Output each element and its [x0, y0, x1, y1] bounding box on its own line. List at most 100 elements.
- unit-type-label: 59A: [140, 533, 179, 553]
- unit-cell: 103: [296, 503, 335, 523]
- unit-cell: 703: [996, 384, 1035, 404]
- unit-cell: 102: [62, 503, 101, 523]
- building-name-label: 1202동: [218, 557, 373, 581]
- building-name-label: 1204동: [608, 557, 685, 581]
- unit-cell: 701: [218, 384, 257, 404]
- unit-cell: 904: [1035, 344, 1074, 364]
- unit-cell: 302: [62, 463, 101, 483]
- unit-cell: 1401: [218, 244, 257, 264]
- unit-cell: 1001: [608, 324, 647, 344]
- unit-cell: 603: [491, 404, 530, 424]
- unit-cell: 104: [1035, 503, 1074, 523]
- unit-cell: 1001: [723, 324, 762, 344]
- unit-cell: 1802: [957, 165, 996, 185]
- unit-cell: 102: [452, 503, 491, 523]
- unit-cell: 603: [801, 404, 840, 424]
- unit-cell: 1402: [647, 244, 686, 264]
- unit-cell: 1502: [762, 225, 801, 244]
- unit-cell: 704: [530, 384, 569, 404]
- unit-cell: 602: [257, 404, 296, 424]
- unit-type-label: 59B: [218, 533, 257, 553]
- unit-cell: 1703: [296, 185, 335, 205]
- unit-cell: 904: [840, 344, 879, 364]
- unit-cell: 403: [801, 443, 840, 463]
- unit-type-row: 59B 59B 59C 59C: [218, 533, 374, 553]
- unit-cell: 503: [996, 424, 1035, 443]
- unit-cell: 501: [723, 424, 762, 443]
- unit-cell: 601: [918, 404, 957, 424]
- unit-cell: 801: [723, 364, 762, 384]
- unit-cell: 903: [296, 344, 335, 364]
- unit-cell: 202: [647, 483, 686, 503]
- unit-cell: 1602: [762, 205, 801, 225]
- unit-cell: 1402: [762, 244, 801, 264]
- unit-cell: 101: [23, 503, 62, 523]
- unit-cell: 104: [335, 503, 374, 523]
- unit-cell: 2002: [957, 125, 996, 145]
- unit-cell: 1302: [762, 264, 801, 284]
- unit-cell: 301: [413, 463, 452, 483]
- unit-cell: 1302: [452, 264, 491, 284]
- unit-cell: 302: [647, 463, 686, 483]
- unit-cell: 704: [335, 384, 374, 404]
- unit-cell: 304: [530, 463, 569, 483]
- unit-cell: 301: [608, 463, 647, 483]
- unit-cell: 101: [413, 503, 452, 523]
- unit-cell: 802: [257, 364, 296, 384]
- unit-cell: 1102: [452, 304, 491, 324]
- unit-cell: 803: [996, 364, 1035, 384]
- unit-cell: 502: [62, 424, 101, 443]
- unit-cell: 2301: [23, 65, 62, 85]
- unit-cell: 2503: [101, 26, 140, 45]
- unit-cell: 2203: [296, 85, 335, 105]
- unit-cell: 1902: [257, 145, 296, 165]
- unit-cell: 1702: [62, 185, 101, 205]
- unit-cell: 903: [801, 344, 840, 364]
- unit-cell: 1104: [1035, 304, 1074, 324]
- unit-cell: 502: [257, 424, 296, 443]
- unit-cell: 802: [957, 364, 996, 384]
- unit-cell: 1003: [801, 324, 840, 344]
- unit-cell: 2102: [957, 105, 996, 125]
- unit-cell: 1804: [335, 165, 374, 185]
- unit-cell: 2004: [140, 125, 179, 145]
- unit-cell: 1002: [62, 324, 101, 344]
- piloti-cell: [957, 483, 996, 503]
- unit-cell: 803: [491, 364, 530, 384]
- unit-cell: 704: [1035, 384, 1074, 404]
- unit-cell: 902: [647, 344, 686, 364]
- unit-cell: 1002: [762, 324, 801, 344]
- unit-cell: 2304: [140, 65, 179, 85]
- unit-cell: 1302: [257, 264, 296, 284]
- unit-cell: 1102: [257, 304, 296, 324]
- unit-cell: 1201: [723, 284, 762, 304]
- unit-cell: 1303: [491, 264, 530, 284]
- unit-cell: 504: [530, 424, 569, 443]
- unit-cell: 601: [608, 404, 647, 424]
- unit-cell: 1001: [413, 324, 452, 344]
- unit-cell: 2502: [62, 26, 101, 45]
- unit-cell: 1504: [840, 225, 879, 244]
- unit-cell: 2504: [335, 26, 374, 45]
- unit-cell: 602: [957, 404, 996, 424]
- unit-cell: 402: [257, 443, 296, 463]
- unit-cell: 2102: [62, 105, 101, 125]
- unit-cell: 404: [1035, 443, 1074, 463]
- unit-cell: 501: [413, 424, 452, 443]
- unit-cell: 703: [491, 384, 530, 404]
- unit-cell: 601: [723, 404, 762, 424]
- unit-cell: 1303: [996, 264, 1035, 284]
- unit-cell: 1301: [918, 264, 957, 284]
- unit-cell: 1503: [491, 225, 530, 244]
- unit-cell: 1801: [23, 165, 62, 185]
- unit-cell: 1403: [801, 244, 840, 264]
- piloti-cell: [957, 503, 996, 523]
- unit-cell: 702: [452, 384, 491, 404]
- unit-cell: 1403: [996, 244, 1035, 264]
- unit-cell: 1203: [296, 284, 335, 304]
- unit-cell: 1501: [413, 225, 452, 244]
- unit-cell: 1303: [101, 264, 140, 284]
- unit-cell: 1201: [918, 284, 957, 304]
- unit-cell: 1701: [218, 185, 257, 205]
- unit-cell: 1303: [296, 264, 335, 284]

▬▬▬▬▬▬

GIVEN EXERCISE: Return every line of the records above without any change, from the first line to the last.

RESULT FOR THIS EXERCISE:
Output each element and its [x0, y0, x1, y1] bounding box on its own line. List at most 100 elements.
- unit-type-label: 59A: [140, 533, 179, 553]
- unit-cell: 103: [296, 503, 335, 523]
- unit-cell: 703: [996, 384, 1035, 404]
- unit-cell: 102: [62, 503, 101, 523]
- building-name-label: 1202동: [218, 557, 373, 581]
- building-name-label: 1204동: [608, 557, 685, 581]
- unit-cell: 701: [218, 384, 257, 404]
- unit-cell: 904: [1035, 344, 1074, 364]
- unit-cell: 302: [62, 463, 101, 483]
- unit-cell: 1401: [218, 244, 257, 264]
- unit-cell: 1001: [608, 324, 647, 344]
- unit-cell: 603: [491, 404, 530, 424]
- unit-cell: 104: [1035, 503, 1074, 523]
- unit-cell: 1001: [723, 324, 762, 344]
- unit-cell: 1802: [957, 165, 996, 185]
- unit-cell: 102: [452, 503, 491, 523]
- unit-cell: 603: [801, 404, 840, 424]
- unit-cell: 1402: [647, 244, 686, 264]
- unit-cell: 1502: [762, 225, 801, 244]
- unit-cell: 704: [530, 384, 569, 404]
- unit-cell: 602: [257, 404, 296, 424]
- unit-type-label: 59B: [218, 533, 257, 553]
- unit-cell: 1703: [296, 185, 335, 205]
- unit-cell: 904: [840, 344, 879, 364]
- unit-cell: 403: [801, 443, 840, 463]
- unit-type-row: 59B 59B 59C 59C: [218, 533, 374, 553]
- unit-cell: 503: [996, 424, 1035, 443]
- unit-cell: 501: [723, 424, 762, 443]
- unit-cell: 601: [918, 404, 957, 424]
- unit-cell: 801: [723, 364, 762, 384]
- unit-cell: 903: [296, 344, 335, 364]
- unit-cell: 202: [647, 483, 686, 503]
- unit-cell: 1602: [762, 205, 801, 225]
- unit-cell: 1402: [762, 244, 801, 264]
- unit-cell: 101: [23, 503, 62, 523]
- unit-cell: 104: [335, 503, 374, 523]
- unit-cell: 2002: [957, 125, 996, 145]
- unit-cell: 1302: [762, 264, 801, 284]
- unit-cell: 301: [413, 463, 452, 483]
- unit-cell: 1302: [452, 264, 491, 284]
- unit-cell: 302: [647, 463, 686, 483]
- unit-cell: 704: [335, 384, 374, 404]
- unit-cell: 304: [530, 463, 569, 483]
- unit-cell: 301: [608, 463, 647, 483]
- unit-cell: 101: [413, 503, 452, 523]
- unit-cell: 802: [257, 364, 296, 384]
- unit-cell: 1102: [452, 304, 491, 324]
- unit-cell: 803: [996, 364, 1035, 384]
- unit-cell: 502: [62, 424, 101, 443]
- unit-cell: 2301: [23, 65, 62, 85]
- unit-cell: 2503: [101, 26, 140, 45]
- unit-cell: 2203: [296, 85, 335, 105]
- unit-cell: 1902: [257, 145, 296, 165]
- unit-cell: 1702: [62, 185, 101, 205]
- unit-cell: 903: [801, 344, 840, 364]
- unit-cell: 1104: [1035, 304, 1074, 324]
- unit-cell: 502: [257, 424, 296, 443]
- unit-cell: 802: [957, 364, 996, 384]
- unit-cell: 1003: [801, 324, 840, 344]
- unit-cell: 2102: [957, 105, 996, 125]
- unit-cell: 1804: [335, 165, 374, 185]
- unit-cell: 2004: [140, 125, 179, 145]
- unit-cell: 1002: [62, 324, 101, 344]
- piloti-cell: [957, 483, 996, 503]
- unit-cell: 803: [491, 364, 530, 384]
- unit-cell: 704: [1035, 384, 1074, 404]
- unit-cell: 902: [647, 344, 686, 364]
- unit-cell: 1002: [762, 324, 801, 344]
- unit-cell: 2304: [140, 65, 179, 85]
- unit-cell: 1302: [257, 264, 296, 284]
- unit-cell: 1102: [257, 304, 296, 324]
- unit-cell: 1201: [723, 284, 762, 304]
- unit-cell: 1303: [491, 264, 530, 284]
- unit-cell: 504: [530, 424, 569, 443]
- unit-cell: 601: [608, 404, 647, 424]
- unit-cell: 1001: [413, 324, 452, 344]
- unit-cell: 2502: [62, 26, 101, 45]
- unit-cell: 1504: [840, 225, 879, 244]
- unit-cell: 2504: [335, 26, 374, 45]
- unit-cell: 602: [957, 404, 996, 424]
- unit-cell: 402: [257, 443, 296, 463]
- unit-cell: 2102: [62, 105, 101, 125]
- unit-cell: 404: [1035, 443, 1074, 463]
- unit-cell: 501: [413, 424, 452, 443]
- unit-cell: 703: [491, 384, 530, 404]
- unit-cell: 601: [723, 404, 762, 424]
- unit-cell: 1303: [996, 264, 1035, 284]
- unit-cell: 1301: [918, 264, 957, 284]
- unit-cell: 1503: [491, 225, 530, 244]
- unit-cell: 1801: [23, 165, 62, 185]
- unit-cell: 1403: [801, 244, 840, 264]
- piloti-cell: [957, 503, 996, 523]
- unit-cell: 702: [452, 384, 491, 404]
- unit-cell: 1403: [996, 244, 1035, 264]
- unit-cell: 1203: [296, 284, 335, 304]
- unit-cell: 1501: [413, 225, 452, 244]
- unit-cell: 1303: [101, 264, 140, 284]
- unit-cell: 1201: [918, 284, 957, 304]
- unit-cell: 1701: [218, 185, 257, 205]
- unit-cell: 1303: [296, 264, 335, 284]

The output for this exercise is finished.